*Directive:*
Write out all of the data exactly as it appears.

*The records:*

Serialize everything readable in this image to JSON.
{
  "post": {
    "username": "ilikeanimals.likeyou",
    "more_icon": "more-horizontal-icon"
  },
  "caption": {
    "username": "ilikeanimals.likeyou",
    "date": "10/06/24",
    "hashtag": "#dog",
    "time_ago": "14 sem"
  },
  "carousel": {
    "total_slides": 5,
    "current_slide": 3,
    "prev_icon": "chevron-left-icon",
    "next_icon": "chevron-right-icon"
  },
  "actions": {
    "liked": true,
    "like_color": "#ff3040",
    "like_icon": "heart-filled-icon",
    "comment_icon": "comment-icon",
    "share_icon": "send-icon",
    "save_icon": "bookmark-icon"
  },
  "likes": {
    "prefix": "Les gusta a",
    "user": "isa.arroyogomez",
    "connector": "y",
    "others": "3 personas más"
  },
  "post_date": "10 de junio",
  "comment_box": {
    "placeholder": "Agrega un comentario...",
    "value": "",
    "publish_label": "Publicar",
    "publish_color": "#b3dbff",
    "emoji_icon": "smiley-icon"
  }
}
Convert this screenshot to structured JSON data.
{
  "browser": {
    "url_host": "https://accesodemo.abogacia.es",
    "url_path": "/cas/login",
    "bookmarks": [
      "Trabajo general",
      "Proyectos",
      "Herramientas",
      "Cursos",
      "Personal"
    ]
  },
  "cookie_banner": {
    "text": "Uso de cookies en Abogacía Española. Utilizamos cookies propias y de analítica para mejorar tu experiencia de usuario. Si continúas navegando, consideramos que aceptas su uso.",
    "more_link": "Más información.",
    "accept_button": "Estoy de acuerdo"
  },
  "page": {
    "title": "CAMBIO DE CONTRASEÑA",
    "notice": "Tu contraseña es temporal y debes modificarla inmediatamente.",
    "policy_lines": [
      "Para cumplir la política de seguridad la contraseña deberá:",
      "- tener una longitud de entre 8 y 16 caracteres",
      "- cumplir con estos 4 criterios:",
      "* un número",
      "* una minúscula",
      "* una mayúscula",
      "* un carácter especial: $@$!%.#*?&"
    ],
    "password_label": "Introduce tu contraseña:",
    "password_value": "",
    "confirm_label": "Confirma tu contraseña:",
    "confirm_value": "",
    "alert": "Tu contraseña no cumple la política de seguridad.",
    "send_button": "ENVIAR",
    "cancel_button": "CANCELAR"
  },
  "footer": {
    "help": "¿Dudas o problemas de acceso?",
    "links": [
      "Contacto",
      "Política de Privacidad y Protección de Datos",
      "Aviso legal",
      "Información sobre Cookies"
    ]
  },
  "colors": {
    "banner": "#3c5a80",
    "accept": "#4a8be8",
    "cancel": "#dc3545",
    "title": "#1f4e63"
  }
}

*Full solution:*
Serialize everything readable in this image to JSON.
{
  "post": {
    "username": "ilikeanimals.likeyou",
    "more_icon": "more-horizontal-icon"
  },
  "caption": {
    "username": "ilikeanimals.likeyou",
    "date": "10/06/24",
    "hashtag": "#dog",
    "time_ago": "14 sem"
  },
  "carousel": {
    "total_slides": 5,
    "current_slide": 3,
    "prev_icon": "chevron-left-icon",
    "next_icon": "chevron-right-icon"
  },
  "actions": {
    "liked": true,
    "like_color": "#ff3040",
    "like_icon": "heart-filled-icon",
    "comment_icon": "comment-icon",
    "share_icon": "send-icon",
    "save_icon": "bookmark-icon"
  },
  "likes": {
    "prefix": "Les gusta a",
    "user": "isa.arroyogomez",
    "connector": "y",
    "others": "3 personas más"
  },
  "post_date": "10 de junio",
  "comment_box": {
    "placeholder": "Agrega un comentario...",
    "value": "",
    "publish_label": "Publicar",
    "publish_color": "#b3dbff",
    "emoji_icon": "smiley-icon"
  }
}
Convert this screenshot to structured JSON data.
{
  "browser": {
    "url_host": "https://accesodemo.abogacia.es",
    "url_path": "/cas/login",
    "bookmarks": [
      "Trabajo general",
      "Proyectos",
      "Herramientas",
      "Cursos",
      "Personal"
    ]
  },
  "cookie_banner": {
    "text": "Uso de cookies en Abogacía Española. Utilizamos cookies propias y de analítica para mejorar tu experiencia de usuario. Si continúas navegando, consideramos que aceptas su uso.",
    "more_link": "Más información.",
    "accept_button": "Estoy de acuerdo"
  },
  "page": {
    "title": "CAMBIO DE CONTRASEÑA",
    "notice": "Tu contraseña es temporal y debes modificarla inmediatamente.",
    "policy_lines": [
      "Para cumplir la política de seguridad la contraseña deberá:",
      "- tener una longitud de entre 8 y 16 caracteres",
      "- cumplir con estos 4 criterios:",
      "* un número",
      "* una minúscula",
      "* una mayúscula",
      "* un carácter especial: $@$!%.#*?&"
    ],
    "password_label": "Introduce tu contraseña:",
    "password_value": "",
    "confirm_label": "Confirma tu contraseña:",
    "confirm_value": "",
    "alert": "Tu contraseña no cumple la política de seguridad.",
    "send_button": "ENVIAR",
    "cancel_button": "CANCELAR"
  },
  "footer": {
    "help": "¿Dudas o problemas de acceso?",
    "links": [
      "Contacto",
      "Política de Privacidad y Protección de Datos",
      "Aviso legal",
      "Información sobre Cookies"
    ]
  },
  "colors": {
    "banner": "#3c5a80",
    "accept": "#4a8be8",
    "cancel": "#dc3545",
    "title": "#1f4e63"
  }
}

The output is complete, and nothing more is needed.